[Stored data]

** START **

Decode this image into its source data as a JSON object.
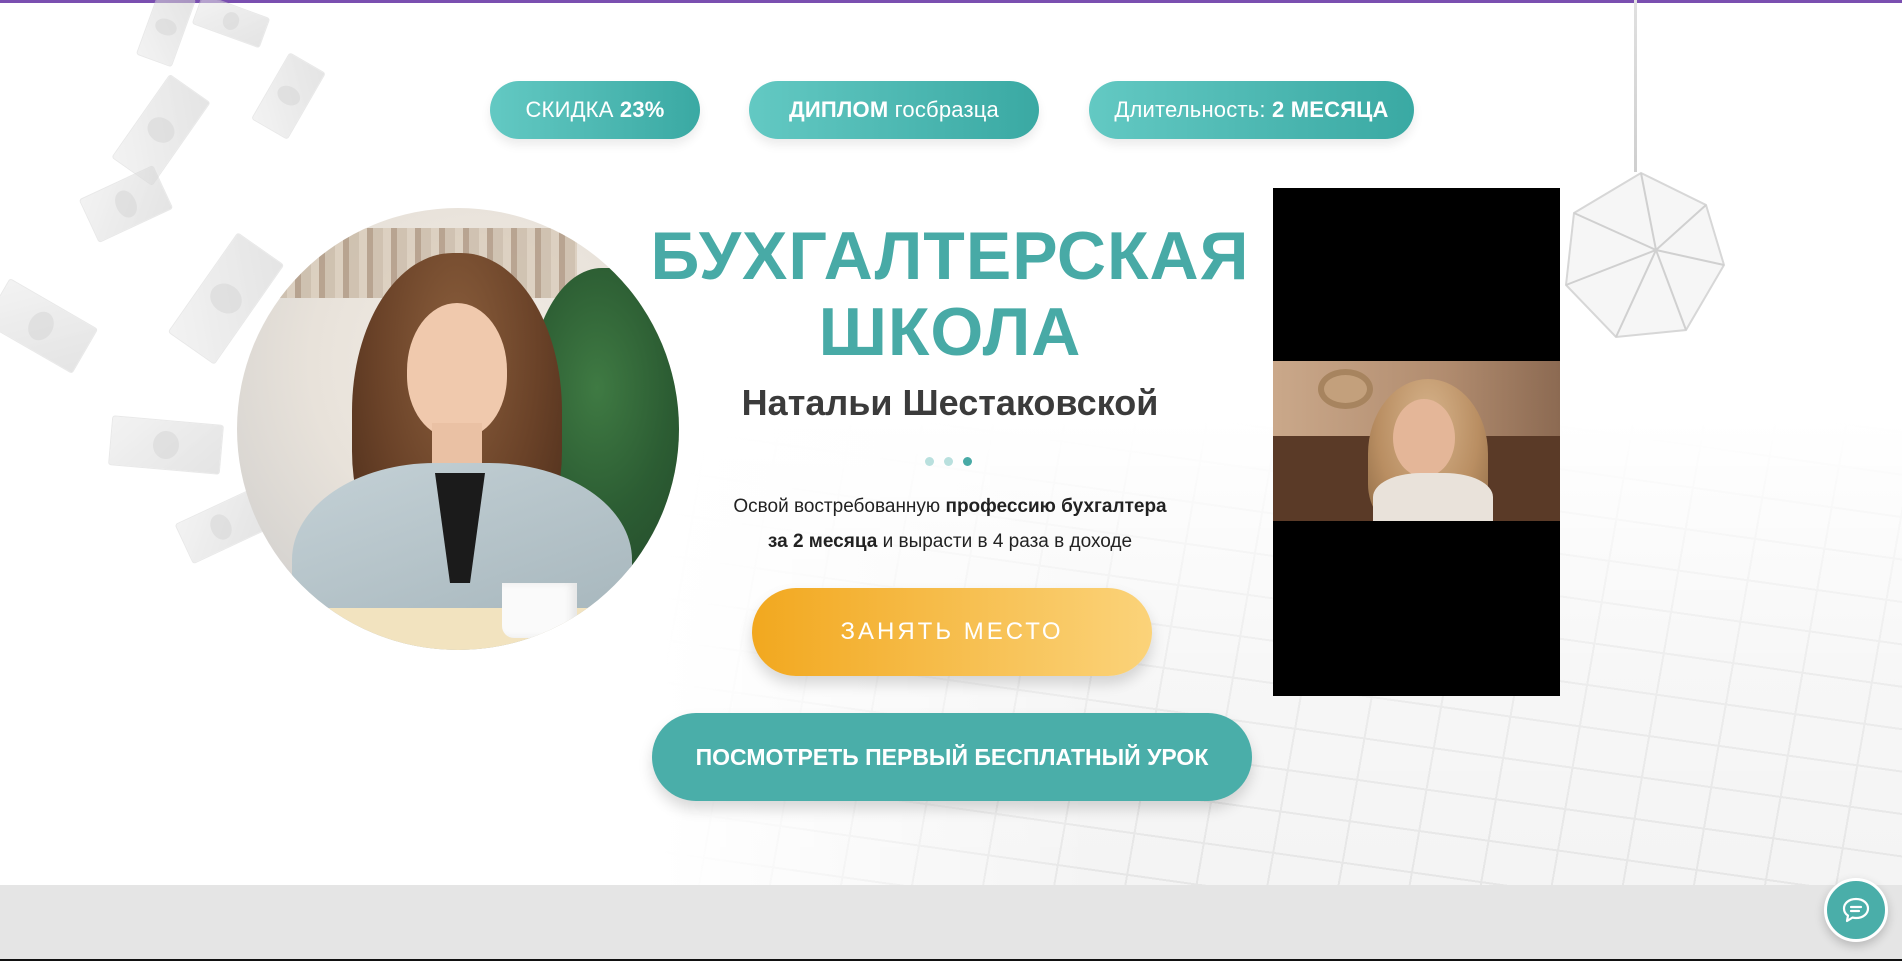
{
  "badges": [
    {
      "prefix": "СКИДКА ",
      "highlight": "23%"
    },
    {
      "prefix": "ДИПЛОМ",
      "suffix": " госбразца"
    },
    {
      "prefix": "Длительность: ",
      "highlight": "2 МЕСЯЦА"
    }
  ],
  "hero": {
    "title_line1": "БУХГАЛТЕРСКАЯ",
    "title_line2": "ШКОЛА",
    "subtitle": "Натальи Шестаковской",
    "desc_part1": "Освой востребованную ",
    "desc_bold1": "профессию бухгалтера",
    "desc_bold2": "за 2 месяца",
    "desc_part2": " и вырасти в 4 раза в доходе"
  },
  "buttons": {
    "primary": "ЗАНЯТЬ МЕСТО",
    "secondary": "ПОСМОТРЕТЬ ПЕРВЫЙ БЕСПЛАТНЫЙ УРОК"
  },
  "slider": {
    "total": 3,
    "active": 3
  },
  "colors": {
    "accent": "#48aaa6",
    "badge_start": "#63c9c3",
    "badge_end": "#3aa9a3",
    "cta_start": "#f2a81f",
    "cta_end": "#fbd37a",
    "top_line": "#7a4fb0"
  },
  "icons": {
    "chat": "chat-bubble-icon"
  }
}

** END **

What you should do: Scan the lines above for "prefix", then copy every one that has it.

Answer to the problem:
      "prefix": "СКИДКА ",
      "prefix": "ДИПЛОМ",
      "prefix": "Длительность: ",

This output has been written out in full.